▶ [What you will do]
Look through the data below. Collect every line where the word "name" occurs.

* START *

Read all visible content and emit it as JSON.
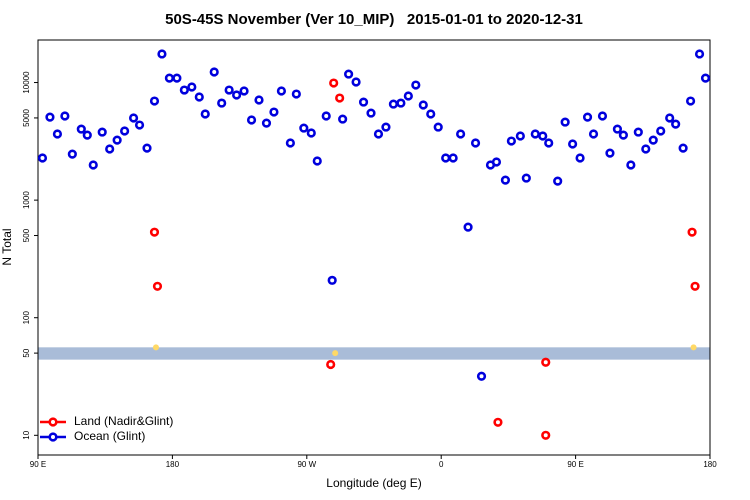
{
  "chart_data": {
    "type": "scatter",
    "title": "50S-45S November (Ver 10_MIP)   2015-01-01 to 2020-12-31",
    "xlabel": "Longitude (deg E)",
    "ylabel": "N Total",
    "log_y": true,
    "xlim": [
      90,
      540
    ],
    "xticks": [
      {
        "value": 90,
        "label": "90 E"
      },
      180,
      {
        "value": 270,
        "label": "90 W"
      },
      {
        "value": 360,
        "label": "0"
      },
      {
        "value": 450,
        "label": "90 E"
      },
      {
        "value": 540,
        "label": "180"
      }
    ],
    "ylim": [
      6.8,
      23000
    ],
    "yticks": [
      10,
      50,
      100,
      500,
      1000,
      5000,
      10000
    ],
    "hband": [
      44,
      56
    ],
    "hband_color": "#a9bcd8",
    "legend": "lower left",
    "series": [
      {
        "name": "Land (Nadir&Glint)",
        "color": "#ff0000",
        "x": [
          168,
          170,
          288,
          292,
          286,
          398,
          430,
          430,
          528,
          530
        ],
        "values": [
          534,
          185,
          9900,
          7380,
          40,
          12.9,
          41.8,
          10,
          534,
          185
        ]
      },
      {
        "name": "Ocean (Glint)",
        "color": "#0000dd",
        "x": [
          93,
          98,
          103,
          108,
          113,
          119,
          123,
          127,
          133,
          138,
          143,
          148,
          154,
          158,
          163,
          168,
          173,
          178,
          183,
          188,
          193,
          198,
          202,
          208,
          213,
          218,
          223,
          228,
          233,
          238,
          243,
          248,
          253,
          259,
          263,
          268,
          273,
          277,
          283,
          287,
          294,
          298,
          303,
          308,
          313,
          318,
          323,
          328,
          333,
          338,
          343,
          348,
          353,
          358,
          363,
          368,
          373,
          378,
          383,
          387,
          393,
          397,
          403,
          407,
          413,
          417,
          423,
          428,
          432,
          438,
          443,
          448,
          453,
          458,
          462,
          468,
          473,
          478,
          482,
          487,
          492,
          497,
          502,
          507,
          513,
          517,
          522,
          527,
          533,
          537
        ],
        "values": [
          2280,
          5080,
          3650,
          5190,
          2460,
          4020,
          3570,
          1990,
          3790,
          2720,
          3240,
          3870,
          4990,
          4350,
          2770,
          6960,
          17500,
          10900,
          10900,
          8630,
          9160,
          7530,
          5400,
          12300,
          6690,
          8630,
          7830,
          8470,
          4800,
          7100,
          4520,
          5610,
          8470,
          3060,
          7980,
          4100,
          3720,
          2150,
          5190,
          208,
          4890,
          11800,
          10100,
          6820,
          5500,
          3650,
          4180,
          6560,
          6690,
          7680,
          9520,
          6440,
          5400,
          4180,
          2280,
          2280,
          3650,
          589,
          3060,
          31.8,
          1990,
          2110,
          1480,
          3180,
          3510,
          1540,
          3650,
          3510,
          3060,
          1450,
          4610,
          3000,
          2280,
          5080,
          3650,
          5190,
          2510,
          4020,
          3570,
          1990,
          3790,
          2720,
          3240,
          3870,
          4990,
          4430,
          2770,
          6960,
          17500,
          10900
        ]
      },
      {
        "color": "#ffd966",
        "x": [
          169,
          289,
          529
        ],
        "values": [
          56,
          50,
          56
        ]
      }
    ]
  }
}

* END *

▶ [Task result]
        "name": "Land (Nadir&Glint)",
        "name": "Ocean (Glint)",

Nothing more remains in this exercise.